● Image-based layout entries
=====
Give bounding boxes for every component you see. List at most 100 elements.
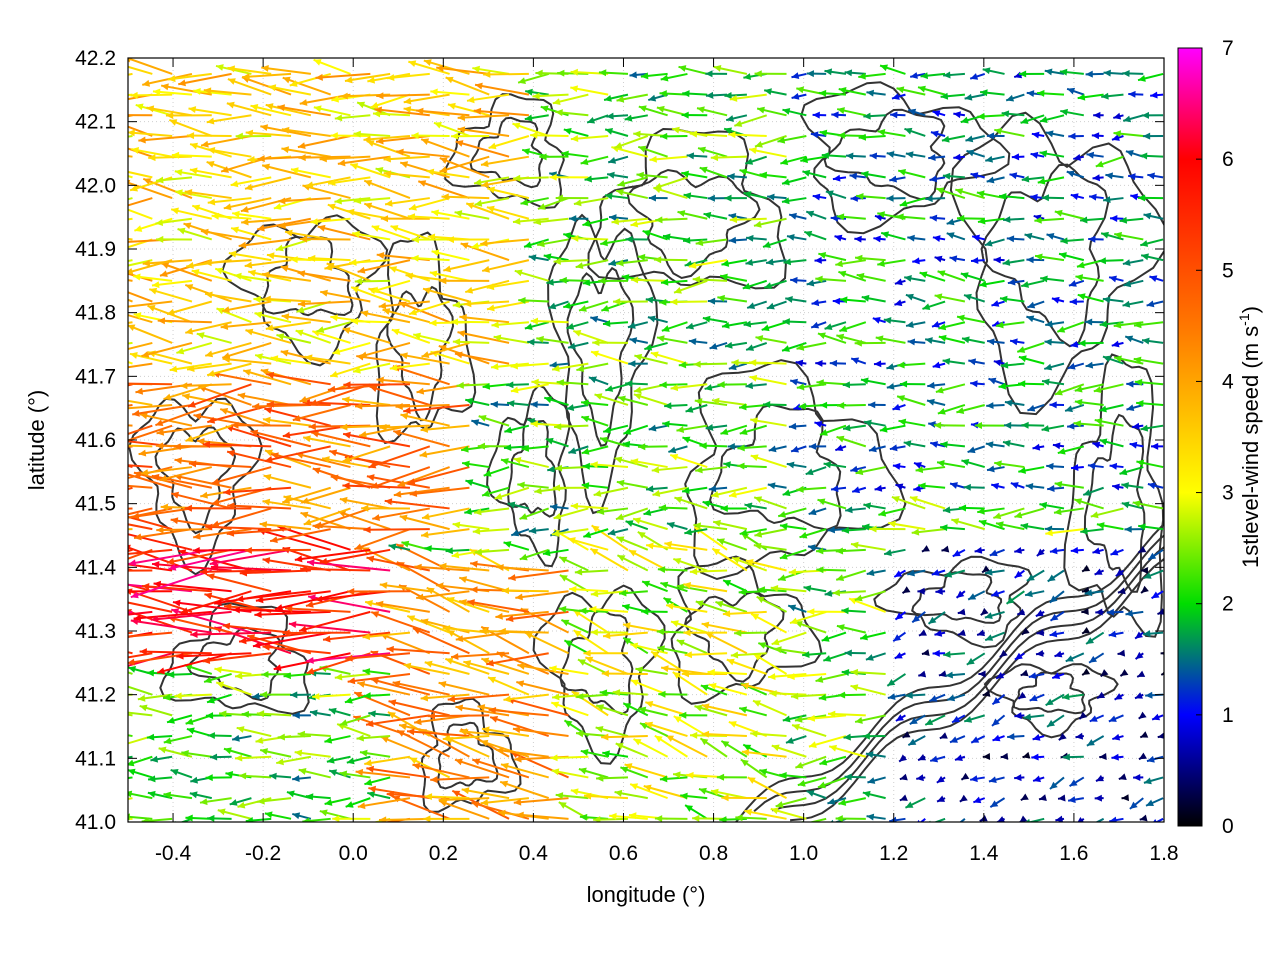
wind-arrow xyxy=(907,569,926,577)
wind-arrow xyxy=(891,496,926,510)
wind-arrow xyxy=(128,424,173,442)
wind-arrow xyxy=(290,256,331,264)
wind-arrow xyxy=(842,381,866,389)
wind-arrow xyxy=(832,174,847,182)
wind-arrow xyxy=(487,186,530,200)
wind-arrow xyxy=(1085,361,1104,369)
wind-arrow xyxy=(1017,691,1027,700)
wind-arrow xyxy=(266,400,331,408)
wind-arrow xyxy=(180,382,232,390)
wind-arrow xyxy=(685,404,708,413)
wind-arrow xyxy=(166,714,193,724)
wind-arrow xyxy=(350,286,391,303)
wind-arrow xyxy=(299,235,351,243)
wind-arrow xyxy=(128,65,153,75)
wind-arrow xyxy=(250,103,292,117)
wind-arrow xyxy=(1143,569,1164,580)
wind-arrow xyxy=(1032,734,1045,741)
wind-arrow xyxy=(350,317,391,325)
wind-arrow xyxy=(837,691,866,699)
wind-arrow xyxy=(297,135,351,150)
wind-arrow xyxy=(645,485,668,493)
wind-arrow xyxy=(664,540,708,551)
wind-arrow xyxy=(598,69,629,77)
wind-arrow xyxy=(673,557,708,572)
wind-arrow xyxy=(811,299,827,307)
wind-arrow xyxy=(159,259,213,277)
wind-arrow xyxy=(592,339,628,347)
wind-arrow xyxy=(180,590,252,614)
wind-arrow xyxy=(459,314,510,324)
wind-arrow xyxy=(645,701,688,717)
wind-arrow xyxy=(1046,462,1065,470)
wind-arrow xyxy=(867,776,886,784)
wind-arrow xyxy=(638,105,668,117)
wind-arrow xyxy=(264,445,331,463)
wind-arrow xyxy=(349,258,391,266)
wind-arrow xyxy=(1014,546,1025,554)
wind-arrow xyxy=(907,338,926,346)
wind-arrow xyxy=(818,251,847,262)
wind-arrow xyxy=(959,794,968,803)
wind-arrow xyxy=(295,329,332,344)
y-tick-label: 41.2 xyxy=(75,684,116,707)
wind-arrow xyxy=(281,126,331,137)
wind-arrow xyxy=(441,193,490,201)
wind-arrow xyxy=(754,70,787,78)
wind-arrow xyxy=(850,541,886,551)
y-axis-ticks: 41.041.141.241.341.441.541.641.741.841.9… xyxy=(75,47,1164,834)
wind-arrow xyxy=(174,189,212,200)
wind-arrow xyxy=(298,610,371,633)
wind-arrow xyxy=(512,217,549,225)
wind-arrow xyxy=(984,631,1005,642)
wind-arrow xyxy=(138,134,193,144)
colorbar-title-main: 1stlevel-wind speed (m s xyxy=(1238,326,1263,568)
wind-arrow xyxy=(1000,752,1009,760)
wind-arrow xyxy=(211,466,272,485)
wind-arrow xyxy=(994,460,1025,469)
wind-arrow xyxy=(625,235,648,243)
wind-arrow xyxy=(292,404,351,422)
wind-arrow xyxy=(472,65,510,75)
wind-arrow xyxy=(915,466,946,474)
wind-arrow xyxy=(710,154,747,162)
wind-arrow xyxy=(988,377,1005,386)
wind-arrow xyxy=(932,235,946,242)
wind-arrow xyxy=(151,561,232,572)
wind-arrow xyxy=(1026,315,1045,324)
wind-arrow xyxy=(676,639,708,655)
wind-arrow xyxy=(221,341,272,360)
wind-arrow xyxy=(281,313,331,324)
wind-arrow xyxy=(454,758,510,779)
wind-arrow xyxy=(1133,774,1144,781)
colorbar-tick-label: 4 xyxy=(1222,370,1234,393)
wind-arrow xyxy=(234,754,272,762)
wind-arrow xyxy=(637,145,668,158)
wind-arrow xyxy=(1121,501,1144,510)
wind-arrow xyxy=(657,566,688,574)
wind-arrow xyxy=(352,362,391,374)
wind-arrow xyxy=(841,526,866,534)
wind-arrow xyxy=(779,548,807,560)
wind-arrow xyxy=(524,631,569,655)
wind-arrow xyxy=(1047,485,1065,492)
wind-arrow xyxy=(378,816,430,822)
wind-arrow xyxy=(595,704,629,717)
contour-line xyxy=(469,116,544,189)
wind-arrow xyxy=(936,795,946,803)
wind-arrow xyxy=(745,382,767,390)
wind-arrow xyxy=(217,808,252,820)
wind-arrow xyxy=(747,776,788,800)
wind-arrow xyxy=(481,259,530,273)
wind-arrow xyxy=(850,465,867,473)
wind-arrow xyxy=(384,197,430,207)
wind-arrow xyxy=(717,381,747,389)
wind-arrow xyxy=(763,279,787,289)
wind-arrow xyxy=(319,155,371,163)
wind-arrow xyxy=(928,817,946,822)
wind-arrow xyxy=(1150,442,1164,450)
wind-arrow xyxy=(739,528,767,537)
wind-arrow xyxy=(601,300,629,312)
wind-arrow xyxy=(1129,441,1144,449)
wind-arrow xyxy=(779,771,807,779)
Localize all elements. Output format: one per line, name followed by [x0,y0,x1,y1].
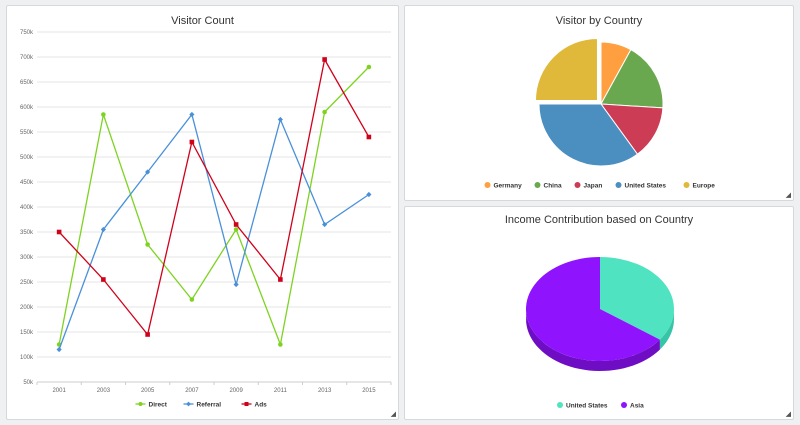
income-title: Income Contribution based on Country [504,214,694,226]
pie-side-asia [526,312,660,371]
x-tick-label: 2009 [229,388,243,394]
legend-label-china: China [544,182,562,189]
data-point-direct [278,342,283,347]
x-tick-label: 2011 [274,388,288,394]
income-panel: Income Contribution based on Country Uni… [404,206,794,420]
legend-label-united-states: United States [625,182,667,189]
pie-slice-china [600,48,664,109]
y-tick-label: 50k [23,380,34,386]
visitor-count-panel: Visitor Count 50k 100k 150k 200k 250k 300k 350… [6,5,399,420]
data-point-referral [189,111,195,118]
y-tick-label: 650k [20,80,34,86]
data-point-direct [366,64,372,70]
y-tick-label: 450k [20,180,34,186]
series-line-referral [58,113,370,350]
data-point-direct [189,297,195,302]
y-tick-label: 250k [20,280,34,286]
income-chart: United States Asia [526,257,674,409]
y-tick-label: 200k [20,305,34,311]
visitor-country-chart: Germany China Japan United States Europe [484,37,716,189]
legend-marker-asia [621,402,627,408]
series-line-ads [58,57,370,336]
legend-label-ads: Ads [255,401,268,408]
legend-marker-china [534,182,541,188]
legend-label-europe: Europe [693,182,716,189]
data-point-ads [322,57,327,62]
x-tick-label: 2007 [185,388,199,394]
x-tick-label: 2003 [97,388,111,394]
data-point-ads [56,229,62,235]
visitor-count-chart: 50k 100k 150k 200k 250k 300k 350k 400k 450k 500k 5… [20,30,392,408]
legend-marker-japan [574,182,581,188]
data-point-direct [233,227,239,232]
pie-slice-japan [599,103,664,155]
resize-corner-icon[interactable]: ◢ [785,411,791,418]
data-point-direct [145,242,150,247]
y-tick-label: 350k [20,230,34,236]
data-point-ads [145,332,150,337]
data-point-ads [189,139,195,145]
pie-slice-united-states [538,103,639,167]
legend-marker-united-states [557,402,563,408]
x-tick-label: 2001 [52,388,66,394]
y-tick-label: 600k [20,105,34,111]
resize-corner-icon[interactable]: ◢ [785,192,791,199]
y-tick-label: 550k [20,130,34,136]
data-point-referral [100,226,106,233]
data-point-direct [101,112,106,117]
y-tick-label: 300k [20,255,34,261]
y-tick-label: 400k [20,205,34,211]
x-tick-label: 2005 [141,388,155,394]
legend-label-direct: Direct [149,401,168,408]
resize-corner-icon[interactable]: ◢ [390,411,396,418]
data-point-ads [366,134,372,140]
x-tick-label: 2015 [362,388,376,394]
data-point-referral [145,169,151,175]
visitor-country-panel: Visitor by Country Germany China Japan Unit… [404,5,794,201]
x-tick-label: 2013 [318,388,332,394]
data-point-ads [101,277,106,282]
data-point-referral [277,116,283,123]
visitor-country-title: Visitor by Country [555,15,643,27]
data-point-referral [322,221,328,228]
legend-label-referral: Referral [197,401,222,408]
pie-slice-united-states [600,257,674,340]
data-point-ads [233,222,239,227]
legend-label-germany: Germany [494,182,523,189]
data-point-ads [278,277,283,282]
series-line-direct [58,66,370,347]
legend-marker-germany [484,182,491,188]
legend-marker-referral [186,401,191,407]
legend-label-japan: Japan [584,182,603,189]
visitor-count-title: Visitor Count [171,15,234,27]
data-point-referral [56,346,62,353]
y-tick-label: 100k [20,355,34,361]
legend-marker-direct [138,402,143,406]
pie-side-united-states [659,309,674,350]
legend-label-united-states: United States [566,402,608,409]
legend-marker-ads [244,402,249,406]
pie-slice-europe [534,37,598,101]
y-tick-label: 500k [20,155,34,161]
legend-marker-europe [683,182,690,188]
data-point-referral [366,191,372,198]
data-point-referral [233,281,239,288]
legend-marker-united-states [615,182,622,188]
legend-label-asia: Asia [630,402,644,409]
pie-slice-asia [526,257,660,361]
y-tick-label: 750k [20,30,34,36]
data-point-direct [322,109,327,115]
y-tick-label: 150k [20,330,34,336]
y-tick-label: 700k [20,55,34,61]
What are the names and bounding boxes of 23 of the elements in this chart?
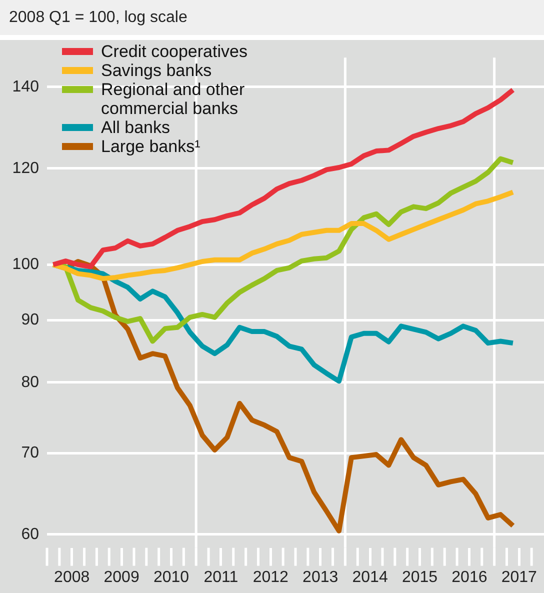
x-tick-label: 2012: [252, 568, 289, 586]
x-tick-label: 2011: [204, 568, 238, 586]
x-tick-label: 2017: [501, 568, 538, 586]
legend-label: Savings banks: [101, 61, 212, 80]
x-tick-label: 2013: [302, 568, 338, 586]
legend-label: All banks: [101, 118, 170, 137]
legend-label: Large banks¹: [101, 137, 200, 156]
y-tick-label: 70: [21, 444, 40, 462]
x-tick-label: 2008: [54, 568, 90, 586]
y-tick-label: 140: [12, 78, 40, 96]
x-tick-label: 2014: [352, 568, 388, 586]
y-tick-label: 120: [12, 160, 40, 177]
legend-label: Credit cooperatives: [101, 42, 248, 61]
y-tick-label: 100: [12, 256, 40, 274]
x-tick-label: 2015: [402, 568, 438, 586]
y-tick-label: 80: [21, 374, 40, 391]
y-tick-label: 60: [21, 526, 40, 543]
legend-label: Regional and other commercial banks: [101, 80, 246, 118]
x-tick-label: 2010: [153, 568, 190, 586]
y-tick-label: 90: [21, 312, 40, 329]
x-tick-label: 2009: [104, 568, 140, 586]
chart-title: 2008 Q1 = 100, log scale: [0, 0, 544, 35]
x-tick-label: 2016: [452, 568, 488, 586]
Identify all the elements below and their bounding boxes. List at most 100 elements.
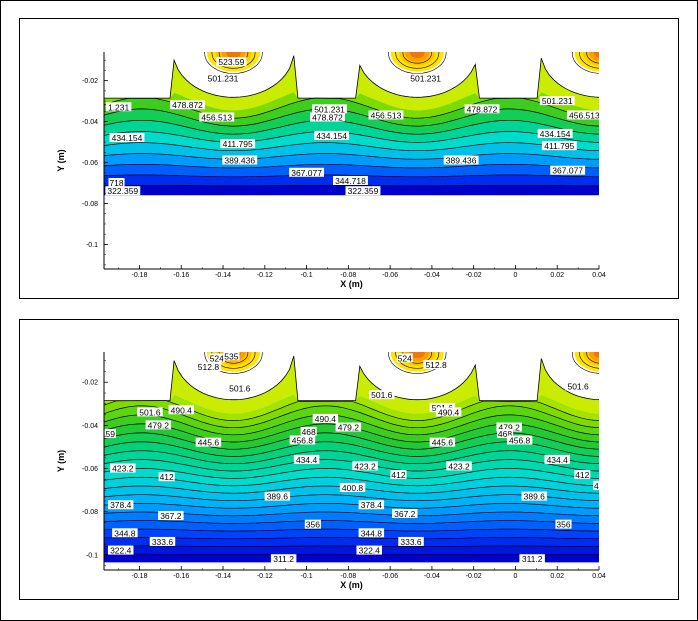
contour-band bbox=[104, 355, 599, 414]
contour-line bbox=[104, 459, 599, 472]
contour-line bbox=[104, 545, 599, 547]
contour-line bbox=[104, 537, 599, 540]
=====
Duplicate the listing lines from the one containing "x-tick-label: 2012: [252, 568, 289, 586]" through the one containing "legend-label: All banks: [101, 118, 170, 137]", both included, changing nothing.

● WRITTEN REPLY
x-tick-label: 2012: [252, 568, 289, 586]
x-tick-label: 2011: [204, 568, 238, 586]
x-tick-label: 2017: [501, 568, 538, 586]
legend-label: Savings banks: [101, 61, 212, 80]
x-tick-label: 2013: [302, 568, 338, 586]
legend-label: All banks: [101, 118, 170, 137]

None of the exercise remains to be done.